#### [The request]
Every line below that holds the string "Expense" should be copied out.

#### [Provided records]
━━━━━━━━━━━━━━━━

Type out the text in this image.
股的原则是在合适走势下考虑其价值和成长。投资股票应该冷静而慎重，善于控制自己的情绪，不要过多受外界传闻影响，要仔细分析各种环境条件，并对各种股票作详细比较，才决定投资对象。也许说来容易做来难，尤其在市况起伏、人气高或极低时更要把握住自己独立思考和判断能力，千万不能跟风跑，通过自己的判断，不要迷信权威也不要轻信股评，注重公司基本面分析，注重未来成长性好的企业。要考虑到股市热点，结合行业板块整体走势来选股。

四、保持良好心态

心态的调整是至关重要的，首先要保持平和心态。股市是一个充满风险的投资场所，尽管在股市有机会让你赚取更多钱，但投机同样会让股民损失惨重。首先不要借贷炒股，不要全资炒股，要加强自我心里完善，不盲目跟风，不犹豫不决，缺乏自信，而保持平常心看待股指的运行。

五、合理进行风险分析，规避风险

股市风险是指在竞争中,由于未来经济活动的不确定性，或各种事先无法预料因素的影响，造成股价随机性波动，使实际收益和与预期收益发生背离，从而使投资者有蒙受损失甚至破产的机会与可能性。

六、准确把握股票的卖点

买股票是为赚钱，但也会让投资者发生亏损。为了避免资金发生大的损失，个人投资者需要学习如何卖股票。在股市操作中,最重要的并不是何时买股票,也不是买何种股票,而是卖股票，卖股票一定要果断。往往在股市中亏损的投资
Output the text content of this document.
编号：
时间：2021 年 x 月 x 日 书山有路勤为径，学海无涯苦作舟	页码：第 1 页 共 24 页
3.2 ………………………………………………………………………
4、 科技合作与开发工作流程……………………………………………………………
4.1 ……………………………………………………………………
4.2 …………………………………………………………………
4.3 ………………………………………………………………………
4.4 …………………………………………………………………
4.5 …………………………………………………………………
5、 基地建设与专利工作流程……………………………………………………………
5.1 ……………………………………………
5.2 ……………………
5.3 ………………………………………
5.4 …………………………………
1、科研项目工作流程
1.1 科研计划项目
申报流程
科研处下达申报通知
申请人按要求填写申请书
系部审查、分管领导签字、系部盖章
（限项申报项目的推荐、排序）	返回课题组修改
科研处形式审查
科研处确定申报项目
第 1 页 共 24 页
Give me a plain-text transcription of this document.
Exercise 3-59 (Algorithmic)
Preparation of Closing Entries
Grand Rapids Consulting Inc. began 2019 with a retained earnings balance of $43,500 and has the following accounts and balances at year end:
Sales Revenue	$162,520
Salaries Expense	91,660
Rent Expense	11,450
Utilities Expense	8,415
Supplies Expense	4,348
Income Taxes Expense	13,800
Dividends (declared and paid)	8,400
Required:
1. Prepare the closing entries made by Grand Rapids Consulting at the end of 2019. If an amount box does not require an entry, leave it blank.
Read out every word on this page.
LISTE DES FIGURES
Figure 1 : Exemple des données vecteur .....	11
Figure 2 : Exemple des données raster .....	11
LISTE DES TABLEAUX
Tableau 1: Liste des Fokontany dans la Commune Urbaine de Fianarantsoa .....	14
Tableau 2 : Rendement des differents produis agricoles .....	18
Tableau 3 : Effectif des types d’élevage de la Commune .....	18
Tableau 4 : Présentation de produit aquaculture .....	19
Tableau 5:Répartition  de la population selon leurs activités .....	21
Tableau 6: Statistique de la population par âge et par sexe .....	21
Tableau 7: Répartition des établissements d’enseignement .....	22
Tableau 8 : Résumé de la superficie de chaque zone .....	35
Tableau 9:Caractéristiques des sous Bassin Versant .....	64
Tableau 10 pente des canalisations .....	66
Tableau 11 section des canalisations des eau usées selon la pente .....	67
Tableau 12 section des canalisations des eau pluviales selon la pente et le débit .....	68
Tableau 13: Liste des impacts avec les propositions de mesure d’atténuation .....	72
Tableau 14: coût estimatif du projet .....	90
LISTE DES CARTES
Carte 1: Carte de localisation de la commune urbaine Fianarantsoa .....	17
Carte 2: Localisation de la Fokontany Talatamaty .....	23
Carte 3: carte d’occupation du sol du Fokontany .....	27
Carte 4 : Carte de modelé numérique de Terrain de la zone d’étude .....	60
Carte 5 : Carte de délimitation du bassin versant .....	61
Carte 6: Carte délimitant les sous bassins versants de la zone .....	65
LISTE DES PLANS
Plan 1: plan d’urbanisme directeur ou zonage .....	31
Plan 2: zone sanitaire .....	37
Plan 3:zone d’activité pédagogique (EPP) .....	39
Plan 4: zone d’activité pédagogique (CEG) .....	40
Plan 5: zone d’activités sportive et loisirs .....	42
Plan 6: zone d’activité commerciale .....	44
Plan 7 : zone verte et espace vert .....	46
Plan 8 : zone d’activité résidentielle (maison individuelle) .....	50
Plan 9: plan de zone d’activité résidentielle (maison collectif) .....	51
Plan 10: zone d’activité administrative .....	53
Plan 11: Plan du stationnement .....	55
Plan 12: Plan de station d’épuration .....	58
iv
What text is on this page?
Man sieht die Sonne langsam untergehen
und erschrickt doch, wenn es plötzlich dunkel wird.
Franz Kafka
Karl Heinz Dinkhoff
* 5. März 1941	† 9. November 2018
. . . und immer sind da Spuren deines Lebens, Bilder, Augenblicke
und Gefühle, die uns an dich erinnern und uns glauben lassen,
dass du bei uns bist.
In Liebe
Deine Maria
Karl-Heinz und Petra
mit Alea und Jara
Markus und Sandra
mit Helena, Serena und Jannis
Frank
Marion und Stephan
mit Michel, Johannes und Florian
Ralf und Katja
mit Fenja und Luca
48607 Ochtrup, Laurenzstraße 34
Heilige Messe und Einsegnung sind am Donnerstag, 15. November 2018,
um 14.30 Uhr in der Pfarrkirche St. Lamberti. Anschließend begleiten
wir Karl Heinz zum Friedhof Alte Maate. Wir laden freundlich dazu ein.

━━━━━━━━━━━━━━━━

#### [Output below]
Salaries Expense	91,660
Rent Expense	11,450
Utilities Expense	8,415
Supplies Expense	4,348
Income Taxes Expense	13,800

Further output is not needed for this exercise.